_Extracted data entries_
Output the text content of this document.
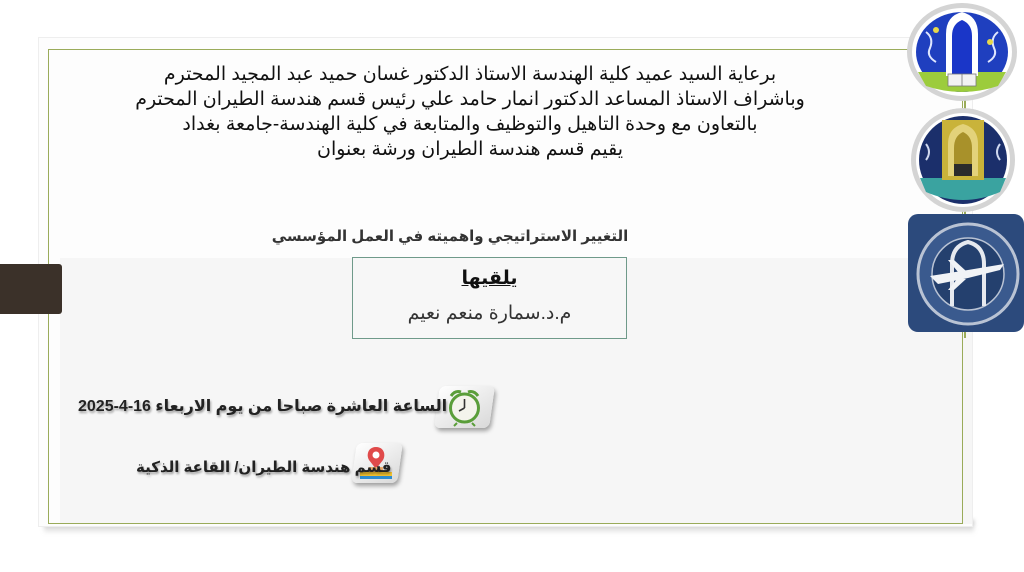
برعاية السيد عميد كلية الهندسة الاستاذ الدكتور غسان حميد عبد المجيد المحترم
وباشراف الاستاذ المساعد الدكتور انمار حامد علي رئيس قسم هندسة الطيران المحترم
بالتعاون مع وحدة التاهيل والتوظيف والمتابعة في كلية الهندسة-جامعة بغداد
يقيم قسم هندسة الطيران ورشة بعنوان
التغيير الاستراتيجي واهميته في العمل المؤسسي
يلقيها
م.د.سمارة منعم نعيم
الساعة العاشرة صباحا من يوم الاربعاء 16-4-2025
قسم هندسة الطيران/ القاعة الذكية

_Directive_
Find all lines with "الهندسة" in them and copy each one.

_Exercise answer_
برعاية السيد عميد كلية الهندسة الاستاذ الدكتور غسان حميد عبد المجيد المحترم
بالتعاون مع وحدة التاهيل والتوظيف والمتابعة في كلية الهندسة-جامعة بغداد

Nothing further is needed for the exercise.